_Listing:_
....................

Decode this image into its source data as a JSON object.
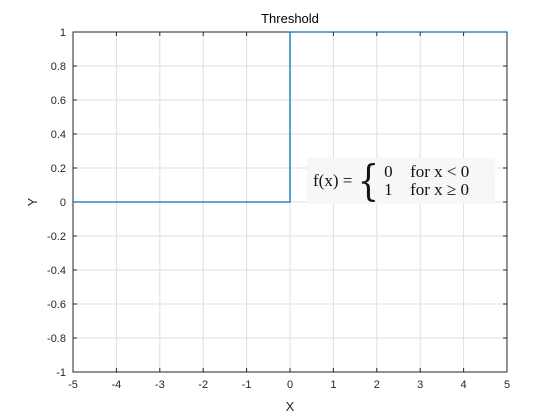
{
  "chart_data": {
    "type": "line",
    "title": "Threshold",
    "xlabel": "X",
    "ylabel": "Y",
    "xlim": [
      -5,
      5
    ],
    "ylim": [
      -1,
      1
    ],
    "grid": true,
    "x_ticks": [
      -5,
      -4,
      -3,
      -2,
      -1,
      0,
      1,
      2,
      3,
      4,
      5
    ],
    "x_tick_labels": [
      "-5",
      "-4",
      "-3",
      "-2",
      "-1",
      "0",
      "1",
      "2",
      "3",
      "4",
      "5"
    ],
    "y_ticks": [
      -1,
      -0.8,
      -0.6,
      -0.4,
      -0.2,
      0,
      0.2,
      0.4,
      0.6,
      0.8,
      1
    ],
    "y_tick_labels": [
      "-1",
      "-0.8",
      "-0.6",
      "-0.4",
      "-0.2",
      "0",
      "0.2",
      "0.4",
      "0.6",
      "0.8",
      "1"
    ],
    "series": [
      {
        "x": [
          -5,
          0,
          0,
          5
        ],
        "y": [
          0,
          0,
          1,
          1
        ],
        "color": "#0072bd"
      }
    ],
    "annotation": {
      "lhs": "f(x) =",
      "cases": [
        {
          "value": "0",
          "condition": "for x < 0"
        },
        {
          "value": "1",
          "condition": "for x ≥ 0"
        }
      ]
    }
  }
}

....................

_What the exercise asks:_
All records should be output exactly, with the pictures left out.

_Task response:_
Decode this image into its source data as a JSON object.
{
  "chart_data": {
    "type": "line",
    "title": "Threshold",
    "xlabel": "X",
    "ylabel": "Y",
    "xlim": [
      -5,
      5
    ],
    "ylim": [
      -1,
      1
    ],
    "grid": true,
    "x_ticks": [
      -5,
      -4,
      -3,
      -2,
      -1,
      0,
      1,
      2,
      3,
      4,
      5
    ],
    "x_tick_labels": [
      "-5",
      "-4",
      "-3",
      "-2",
      "-1",
      "0",
      "1",
      "2",
      "3",
      "4",
      "5"
    ],
    "y_ticks": [
      -1,
      -0.8,
      -0.6,
      -0.4,
      -0.2,
      0,
      0.2,
      0.4,
      0.6,
      0.8,
      1
    ],
    "y_tick_labels": [
      "-1",
      "-0.8",
      "-0.6",
      "-0.4",
      "-0.2",
      "0",
      "0.2",
      "0.4",
      "0.6",
      "0.8",
      "1"
    ],
    "series": [
      {
        "x": [
          -5,
          0,
          0,
          5
        ],
        "y": [
          0,
          0,
          1,
          1
        ],
        "color": "#0072bd"
      }
    ],
    "annotation": {
      "lhs": "f(x) =",
      "cases": [
        {
          "value": "0",
          "condition": "for x < 0"
        },
        {
          "value": "1",
          "condition": "for x ≥ 0"
        }
      ]
    }
  }
}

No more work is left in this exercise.